Data entries
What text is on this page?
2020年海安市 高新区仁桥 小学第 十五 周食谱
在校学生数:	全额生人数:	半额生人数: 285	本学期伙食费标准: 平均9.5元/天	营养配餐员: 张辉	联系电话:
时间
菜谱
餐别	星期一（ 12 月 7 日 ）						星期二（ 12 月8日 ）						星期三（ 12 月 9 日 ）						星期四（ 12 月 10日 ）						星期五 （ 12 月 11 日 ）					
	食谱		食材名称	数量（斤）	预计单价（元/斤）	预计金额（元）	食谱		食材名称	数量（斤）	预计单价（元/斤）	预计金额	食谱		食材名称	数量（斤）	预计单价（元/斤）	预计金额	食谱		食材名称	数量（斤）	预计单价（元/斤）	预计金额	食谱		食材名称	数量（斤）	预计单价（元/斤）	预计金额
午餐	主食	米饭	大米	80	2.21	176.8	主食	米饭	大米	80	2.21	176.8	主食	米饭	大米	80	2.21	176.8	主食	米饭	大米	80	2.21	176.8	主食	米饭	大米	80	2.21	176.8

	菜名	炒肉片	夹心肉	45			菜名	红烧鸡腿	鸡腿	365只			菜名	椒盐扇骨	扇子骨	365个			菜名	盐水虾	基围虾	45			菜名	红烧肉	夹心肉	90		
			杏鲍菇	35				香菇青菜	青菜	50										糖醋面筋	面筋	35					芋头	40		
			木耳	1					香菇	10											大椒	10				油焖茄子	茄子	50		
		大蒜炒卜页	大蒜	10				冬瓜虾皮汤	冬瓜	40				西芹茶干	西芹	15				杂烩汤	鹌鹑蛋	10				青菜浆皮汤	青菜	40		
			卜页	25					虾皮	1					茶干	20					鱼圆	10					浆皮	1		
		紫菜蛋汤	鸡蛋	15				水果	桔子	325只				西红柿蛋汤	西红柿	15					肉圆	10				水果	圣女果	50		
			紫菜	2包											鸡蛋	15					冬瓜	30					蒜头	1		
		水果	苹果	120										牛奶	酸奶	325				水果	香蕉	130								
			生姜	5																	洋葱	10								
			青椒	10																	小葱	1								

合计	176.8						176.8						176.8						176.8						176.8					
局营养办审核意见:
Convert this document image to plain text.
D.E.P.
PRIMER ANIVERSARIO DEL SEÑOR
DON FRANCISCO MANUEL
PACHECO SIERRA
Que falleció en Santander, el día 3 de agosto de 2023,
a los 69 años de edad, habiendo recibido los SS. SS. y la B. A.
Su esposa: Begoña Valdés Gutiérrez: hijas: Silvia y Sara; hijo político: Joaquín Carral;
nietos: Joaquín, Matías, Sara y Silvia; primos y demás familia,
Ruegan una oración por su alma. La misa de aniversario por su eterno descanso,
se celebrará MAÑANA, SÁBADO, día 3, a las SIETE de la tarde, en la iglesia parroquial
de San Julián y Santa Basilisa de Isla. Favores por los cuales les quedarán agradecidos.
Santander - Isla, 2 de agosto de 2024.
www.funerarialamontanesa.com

◆ WHAT TO DO: Pick out the lines containing the string "Sara".

◆ EXERCISE OUTPUT:
Su esposa: Begoña Valdés Gutiérrez: hijas: Silvia y Sara; hijo político: Joaquín Carral;
nietos: Joaquín, Matías, Sara y Silvia; primos y demás familia,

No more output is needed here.